#### [Given problem]
Find the lines holding "EventType" and copy them.

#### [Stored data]

☆ ☆ ☆

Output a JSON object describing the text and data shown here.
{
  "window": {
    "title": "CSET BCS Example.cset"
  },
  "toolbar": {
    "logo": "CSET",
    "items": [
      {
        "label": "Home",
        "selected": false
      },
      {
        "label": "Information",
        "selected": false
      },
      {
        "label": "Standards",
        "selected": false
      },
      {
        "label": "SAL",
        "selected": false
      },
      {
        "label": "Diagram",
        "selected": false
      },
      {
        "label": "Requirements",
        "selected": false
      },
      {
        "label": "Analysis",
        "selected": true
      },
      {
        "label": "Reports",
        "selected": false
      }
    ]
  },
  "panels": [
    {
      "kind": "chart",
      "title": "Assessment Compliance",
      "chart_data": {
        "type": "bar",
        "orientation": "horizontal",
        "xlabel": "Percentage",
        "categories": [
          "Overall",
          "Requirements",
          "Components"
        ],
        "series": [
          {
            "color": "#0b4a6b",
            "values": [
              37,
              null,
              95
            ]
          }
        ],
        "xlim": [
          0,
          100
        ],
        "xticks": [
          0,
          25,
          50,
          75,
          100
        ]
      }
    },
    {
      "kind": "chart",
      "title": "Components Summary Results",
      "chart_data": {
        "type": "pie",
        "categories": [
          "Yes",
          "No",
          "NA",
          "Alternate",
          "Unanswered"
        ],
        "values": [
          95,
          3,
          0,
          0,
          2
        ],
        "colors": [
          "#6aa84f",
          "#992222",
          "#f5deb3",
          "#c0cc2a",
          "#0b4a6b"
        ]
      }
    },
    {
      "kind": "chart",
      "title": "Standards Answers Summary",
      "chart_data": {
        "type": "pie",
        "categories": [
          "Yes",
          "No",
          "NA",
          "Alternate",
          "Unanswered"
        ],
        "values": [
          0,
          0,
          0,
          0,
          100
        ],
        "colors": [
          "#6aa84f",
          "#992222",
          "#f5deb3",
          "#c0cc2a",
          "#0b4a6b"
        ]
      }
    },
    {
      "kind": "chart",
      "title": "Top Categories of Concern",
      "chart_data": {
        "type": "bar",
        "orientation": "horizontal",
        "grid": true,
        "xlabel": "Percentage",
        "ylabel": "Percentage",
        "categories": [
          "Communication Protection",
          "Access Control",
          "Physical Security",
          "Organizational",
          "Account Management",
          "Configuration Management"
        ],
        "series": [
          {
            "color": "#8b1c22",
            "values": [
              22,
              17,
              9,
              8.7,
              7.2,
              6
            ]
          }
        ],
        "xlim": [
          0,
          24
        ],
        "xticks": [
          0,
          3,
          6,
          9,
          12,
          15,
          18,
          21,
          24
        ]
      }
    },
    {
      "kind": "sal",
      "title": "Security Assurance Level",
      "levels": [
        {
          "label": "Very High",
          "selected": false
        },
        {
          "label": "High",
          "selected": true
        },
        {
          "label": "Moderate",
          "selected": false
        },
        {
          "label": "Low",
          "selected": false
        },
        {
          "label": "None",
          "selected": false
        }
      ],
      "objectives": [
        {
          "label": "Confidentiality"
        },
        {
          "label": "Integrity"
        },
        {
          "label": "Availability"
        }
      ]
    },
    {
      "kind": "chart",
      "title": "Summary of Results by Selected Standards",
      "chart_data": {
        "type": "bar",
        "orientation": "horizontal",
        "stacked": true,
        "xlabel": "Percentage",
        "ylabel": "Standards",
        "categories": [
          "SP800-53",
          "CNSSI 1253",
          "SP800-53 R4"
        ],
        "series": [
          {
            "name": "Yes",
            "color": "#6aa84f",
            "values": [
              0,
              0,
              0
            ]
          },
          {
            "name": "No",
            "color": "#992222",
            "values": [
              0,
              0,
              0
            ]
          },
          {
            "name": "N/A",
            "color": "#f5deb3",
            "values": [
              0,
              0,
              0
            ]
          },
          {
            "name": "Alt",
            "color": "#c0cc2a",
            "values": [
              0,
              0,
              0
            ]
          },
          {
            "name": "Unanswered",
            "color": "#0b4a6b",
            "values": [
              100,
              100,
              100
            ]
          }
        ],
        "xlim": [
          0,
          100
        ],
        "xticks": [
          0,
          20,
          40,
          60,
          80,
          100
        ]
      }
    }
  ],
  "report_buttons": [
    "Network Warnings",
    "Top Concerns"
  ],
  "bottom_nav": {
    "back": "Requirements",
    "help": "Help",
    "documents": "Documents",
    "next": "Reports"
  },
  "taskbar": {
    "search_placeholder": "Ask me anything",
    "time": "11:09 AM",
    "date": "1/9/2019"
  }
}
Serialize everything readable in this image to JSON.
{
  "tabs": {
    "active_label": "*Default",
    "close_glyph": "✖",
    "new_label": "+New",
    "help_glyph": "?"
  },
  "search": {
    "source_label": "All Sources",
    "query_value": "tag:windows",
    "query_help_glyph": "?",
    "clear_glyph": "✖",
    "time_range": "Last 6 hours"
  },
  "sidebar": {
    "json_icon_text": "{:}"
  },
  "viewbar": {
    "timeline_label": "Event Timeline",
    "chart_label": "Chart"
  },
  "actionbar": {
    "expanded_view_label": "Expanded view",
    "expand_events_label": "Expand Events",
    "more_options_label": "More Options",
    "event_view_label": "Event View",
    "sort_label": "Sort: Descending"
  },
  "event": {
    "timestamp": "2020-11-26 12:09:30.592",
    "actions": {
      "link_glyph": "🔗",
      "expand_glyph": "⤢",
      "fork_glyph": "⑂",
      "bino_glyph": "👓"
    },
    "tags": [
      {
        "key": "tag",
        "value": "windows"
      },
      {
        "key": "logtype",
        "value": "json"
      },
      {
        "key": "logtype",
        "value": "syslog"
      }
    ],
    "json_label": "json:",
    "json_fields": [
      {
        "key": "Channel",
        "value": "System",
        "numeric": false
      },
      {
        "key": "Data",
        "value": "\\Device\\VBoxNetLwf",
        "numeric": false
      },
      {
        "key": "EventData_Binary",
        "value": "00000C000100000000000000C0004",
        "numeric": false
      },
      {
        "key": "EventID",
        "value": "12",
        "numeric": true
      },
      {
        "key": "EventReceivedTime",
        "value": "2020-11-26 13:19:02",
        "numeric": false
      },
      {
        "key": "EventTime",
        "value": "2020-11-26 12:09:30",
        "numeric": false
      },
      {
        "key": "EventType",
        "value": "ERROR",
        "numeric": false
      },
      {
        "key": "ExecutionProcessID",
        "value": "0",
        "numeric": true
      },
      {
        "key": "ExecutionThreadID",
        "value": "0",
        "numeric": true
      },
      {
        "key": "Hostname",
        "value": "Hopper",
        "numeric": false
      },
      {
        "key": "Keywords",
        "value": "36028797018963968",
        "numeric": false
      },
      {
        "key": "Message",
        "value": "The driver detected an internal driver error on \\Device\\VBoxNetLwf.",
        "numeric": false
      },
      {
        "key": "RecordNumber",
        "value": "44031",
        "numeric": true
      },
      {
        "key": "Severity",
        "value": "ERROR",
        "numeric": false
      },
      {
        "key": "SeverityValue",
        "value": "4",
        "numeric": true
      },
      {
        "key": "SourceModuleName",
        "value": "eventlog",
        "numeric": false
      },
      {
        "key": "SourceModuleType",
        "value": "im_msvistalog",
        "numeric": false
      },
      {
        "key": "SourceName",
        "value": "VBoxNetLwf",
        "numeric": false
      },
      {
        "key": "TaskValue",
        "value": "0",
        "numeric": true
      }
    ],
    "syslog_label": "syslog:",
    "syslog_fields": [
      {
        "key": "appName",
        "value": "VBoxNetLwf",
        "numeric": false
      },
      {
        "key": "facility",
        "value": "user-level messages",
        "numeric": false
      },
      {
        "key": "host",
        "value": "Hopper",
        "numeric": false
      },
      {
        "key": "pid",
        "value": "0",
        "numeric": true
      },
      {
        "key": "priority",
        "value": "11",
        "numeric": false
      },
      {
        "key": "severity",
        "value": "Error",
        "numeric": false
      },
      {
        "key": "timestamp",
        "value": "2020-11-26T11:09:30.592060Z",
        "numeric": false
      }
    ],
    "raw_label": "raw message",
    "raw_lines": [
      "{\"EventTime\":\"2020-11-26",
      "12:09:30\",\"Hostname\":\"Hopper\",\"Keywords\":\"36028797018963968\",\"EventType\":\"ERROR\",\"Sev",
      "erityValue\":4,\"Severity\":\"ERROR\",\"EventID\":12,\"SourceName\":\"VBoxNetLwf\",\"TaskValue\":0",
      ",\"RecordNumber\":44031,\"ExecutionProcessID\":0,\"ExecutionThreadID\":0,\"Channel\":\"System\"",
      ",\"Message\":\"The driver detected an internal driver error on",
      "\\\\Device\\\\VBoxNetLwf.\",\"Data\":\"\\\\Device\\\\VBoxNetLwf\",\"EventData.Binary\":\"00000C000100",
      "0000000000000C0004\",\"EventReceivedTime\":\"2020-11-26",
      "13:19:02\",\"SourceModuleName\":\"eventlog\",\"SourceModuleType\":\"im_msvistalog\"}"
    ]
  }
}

☆ ☆ ☆

#### [Response]
        "key": "EventType",
      "12:09:30\",\"Hostname\":\"Hopper\",\"Keywords\":\"36028797018963968\",\"EventType\":\"ERROR\",\"Sev",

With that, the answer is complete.